───── INFORMATION SHOWN ─────
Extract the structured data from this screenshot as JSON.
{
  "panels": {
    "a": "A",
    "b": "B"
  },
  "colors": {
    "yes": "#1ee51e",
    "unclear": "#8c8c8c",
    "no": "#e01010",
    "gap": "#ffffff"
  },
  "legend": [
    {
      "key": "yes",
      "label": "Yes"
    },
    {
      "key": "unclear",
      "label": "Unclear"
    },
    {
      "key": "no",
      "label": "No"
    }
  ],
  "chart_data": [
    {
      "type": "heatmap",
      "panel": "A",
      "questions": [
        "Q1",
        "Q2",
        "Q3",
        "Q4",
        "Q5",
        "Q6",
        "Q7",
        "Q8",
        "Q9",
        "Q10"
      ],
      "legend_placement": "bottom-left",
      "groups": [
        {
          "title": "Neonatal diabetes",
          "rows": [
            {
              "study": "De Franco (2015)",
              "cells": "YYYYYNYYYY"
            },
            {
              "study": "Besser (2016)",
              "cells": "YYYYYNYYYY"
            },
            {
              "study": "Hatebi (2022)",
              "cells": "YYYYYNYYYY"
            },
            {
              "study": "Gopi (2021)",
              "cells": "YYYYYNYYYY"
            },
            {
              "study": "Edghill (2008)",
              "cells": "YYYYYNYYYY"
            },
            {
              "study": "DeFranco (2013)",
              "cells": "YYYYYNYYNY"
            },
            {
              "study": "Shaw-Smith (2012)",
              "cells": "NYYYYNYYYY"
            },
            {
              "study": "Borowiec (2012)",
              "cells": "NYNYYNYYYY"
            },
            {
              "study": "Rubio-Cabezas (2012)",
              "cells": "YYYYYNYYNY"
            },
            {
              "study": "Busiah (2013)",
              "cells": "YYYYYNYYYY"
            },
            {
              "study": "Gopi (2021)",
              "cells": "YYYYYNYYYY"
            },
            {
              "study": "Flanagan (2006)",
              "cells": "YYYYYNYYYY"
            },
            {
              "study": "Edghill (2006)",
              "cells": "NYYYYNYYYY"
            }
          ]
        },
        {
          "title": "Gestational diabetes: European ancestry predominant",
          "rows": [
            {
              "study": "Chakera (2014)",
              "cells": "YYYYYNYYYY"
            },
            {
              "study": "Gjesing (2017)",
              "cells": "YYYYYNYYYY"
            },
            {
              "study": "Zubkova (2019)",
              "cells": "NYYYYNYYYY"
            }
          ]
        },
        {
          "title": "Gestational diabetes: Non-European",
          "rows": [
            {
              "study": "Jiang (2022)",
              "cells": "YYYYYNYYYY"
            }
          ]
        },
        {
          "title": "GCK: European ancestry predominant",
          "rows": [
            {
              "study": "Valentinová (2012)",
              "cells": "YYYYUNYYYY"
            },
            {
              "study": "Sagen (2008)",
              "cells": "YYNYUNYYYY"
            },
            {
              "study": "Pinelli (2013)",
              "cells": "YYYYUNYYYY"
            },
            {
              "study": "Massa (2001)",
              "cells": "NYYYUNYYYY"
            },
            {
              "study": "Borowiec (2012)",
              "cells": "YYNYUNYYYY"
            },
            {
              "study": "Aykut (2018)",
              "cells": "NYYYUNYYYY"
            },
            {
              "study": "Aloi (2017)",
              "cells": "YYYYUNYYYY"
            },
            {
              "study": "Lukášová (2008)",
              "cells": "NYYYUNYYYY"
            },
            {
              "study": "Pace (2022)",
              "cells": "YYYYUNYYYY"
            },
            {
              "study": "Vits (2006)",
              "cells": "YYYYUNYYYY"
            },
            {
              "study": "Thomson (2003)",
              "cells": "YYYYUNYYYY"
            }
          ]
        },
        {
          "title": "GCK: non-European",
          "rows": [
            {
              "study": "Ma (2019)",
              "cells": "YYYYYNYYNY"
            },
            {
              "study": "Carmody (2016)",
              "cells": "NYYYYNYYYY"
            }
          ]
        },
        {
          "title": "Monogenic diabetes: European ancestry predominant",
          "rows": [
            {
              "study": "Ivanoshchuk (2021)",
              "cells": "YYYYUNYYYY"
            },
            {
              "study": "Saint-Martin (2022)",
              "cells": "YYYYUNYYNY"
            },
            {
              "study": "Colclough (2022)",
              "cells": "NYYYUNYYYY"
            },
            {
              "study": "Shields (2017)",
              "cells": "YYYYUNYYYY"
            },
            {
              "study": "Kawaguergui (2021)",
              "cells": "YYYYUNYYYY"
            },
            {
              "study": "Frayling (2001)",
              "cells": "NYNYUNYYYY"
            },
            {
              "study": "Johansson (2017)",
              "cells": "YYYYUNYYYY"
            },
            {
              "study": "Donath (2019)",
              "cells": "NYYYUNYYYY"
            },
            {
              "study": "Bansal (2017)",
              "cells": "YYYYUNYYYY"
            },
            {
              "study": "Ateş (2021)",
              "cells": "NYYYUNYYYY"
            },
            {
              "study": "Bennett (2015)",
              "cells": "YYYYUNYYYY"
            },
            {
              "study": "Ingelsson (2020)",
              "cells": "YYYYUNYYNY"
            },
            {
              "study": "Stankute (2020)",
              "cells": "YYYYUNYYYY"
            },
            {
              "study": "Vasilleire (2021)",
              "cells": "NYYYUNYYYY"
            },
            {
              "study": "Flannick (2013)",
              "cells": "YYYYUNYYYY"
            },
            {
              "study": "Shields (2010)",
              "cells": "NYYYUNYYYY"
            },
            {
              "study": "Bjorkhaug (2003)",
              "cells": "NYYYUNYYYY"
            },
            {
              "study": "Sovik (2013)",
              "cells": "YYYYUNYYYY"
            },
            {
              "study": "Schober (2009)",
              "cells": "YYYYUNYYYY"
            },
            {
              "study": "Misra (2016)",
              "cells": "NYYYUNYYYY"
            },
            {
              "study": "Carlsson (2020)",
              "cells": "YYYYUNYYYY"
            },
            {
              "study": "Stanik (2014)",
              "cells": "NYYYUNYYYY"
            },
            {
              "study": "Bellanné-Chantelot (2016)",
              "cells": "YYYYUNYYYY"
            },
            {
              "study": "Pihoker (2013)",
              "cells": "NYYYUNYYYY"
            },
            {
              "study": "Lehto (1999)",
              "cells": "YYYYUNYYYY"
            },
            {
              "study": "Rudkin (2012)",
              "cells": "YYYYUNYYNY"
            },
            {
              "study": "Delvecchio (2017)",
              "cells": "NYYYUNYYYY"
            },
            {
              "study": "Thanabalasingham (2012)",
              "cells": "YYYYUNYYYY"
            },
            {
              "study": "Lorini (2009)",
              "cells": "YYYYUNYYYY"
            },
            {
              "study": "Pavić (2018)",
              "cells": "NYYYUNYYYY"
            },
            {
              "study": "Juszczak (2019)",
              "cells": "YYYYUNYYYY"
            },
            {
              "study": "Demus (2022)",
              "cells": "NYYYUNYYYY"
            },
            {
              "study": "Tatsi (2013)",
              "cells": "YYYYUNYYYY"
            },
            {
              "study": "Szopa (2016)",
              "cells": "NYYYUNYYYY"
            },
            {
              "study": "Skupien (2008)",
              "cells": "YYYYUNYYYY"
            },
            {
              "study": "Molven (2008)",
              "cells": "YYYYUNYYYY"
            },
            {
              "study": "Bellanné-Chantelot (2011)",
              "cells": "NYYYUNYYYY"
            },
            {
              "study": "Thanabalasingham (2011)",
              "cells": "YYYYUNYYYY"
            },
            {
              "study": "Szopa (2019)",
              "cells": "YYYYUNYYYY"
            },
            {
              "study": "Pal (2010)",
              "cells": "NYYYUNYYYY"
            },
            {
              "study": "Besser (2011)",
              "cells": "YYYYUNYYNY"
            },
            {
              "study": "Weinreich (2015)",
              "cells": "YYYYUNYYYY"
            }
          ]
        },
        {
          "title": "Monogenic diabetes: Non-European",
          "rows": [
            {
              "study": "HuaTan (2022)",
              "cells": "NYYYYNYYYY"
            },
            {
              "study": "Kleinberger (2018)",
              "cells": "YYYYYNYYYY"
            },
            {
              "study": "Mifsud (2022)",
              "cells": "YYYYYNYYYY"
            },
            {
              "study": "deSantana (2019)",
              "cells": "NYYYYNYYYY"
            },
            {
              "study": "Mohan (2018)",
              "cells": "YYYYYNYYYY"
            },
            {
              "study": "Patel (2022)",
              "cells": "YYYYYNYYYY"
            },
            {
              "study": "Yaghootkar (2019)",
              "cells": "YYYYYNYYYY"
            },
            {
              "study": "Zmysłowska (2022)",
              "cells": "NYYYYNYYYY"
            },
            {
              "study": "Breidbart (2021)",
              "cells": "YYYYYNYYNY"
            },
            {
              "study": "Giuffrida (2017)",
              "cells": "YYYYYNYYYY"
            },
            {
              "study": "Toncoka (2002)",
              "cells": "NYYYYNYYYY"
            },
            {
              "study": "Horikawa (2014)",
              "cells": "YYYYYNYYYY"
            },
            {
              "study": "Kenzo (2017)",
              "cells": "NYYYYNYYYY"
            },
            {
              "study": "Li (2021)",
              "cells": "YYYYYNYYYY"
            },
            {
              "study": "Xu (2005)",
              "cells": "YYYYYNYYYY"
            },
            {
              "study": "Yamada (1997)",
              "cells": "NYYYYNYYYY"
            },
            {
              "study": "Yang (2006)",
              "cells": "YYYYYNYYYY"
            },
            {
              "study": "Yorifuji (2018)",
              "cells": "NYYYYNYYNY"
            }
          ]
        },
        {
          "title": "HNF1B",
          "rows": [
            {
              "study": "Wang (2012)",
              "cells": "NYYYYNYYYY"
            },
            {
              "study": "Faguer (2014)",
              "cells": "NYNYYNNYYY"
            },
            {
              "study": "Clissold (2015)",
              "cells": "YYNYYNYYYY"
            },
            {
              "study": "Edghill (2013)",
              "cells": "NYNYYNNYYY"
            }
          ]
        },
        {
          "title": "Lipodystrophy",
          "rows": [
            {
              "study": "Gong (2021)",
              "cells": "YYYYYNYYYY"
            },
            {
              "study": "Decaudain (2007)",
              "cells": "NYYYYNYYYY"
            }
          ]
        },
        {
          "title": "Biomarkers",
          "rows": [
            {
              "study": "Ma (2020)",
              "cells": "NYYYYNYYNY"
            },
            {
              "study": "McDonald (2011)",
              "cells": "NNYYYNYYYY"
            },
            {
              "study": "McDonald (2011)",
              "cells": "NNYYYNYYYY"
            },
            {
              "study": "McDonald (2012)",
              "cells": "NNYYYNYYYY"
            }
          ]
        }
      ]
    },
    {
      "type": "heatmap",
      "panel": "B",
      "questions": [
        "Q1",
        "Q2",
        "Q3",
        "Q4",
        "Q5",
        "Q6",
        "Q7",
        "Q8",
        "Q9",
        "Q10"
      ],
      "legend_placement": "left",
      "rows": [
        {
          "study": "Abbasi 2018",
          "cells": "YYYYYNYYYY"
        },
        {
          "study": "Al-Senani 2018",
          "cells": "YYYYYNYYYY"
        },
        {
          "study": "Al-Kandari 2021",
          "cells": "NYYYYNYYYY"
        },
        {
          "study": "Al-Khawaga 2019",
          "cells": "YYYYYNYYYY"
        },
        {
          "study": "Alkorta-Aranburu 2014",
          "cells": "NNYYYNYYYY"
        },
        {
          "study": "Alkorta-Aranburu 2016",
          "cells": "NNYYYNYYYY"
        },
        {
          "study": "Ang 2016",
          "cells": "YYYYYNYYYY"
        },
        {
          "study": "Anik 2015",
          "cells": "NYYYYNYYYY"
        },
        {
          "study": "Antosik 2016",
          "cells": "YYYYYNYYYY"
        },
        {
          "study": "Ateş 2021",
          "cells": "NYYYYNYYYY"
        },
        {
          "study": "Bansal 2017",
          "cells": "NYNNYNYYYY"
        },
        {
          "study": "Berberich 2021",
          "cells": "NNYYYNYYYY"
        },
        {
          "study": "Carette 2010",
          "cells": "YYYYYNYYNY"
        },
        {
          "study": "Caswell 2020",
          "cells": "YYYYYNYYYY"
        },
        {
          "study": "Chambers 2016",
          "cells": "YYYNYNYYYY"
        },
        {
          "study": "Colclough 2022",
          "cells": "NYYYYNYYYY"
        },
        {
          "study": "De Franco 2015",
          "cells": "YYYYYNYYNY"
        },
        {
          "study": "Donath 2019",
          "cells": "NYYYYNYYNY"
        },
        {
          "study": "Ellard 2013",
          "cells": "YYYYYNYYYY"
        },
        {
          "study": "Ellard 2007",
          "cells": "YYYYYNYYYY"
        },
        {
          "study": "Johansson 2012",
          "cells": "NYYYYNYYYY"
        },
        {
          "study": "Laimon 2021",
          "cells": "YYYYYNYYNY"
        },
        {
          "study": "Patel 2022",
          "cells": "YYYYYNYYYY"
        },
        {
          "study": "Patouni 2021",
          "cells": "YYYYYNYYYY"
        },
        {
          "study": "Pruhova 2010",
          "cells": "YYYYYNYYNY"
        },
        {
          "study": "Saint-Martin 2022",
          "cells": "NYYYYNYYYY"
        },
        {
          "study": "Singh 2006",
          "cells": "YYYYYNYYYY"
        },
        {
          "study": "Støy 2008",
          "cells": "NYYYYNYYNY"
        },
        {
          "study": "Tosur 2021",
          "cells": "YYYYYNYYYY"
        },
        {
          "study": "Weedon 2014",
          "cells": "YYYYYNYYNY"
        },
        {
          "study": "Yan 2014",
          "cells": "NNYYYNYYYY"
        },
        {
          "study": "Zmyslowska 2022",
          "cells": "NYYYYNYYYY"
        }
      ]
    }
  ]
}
─────
Copy in full each line that holds the word "European".

          "title": "Gestational diabetes: European ancestry predominant",
          "title": "Gestational diabetes: Non-European",
          "title": "GCK: European ancestry predominant",
          "title": "GCK: non-European",
          "title": "Monogenic diabetes: European ancestry predominant",
          "title": "Monogenic diabetes: Non-European",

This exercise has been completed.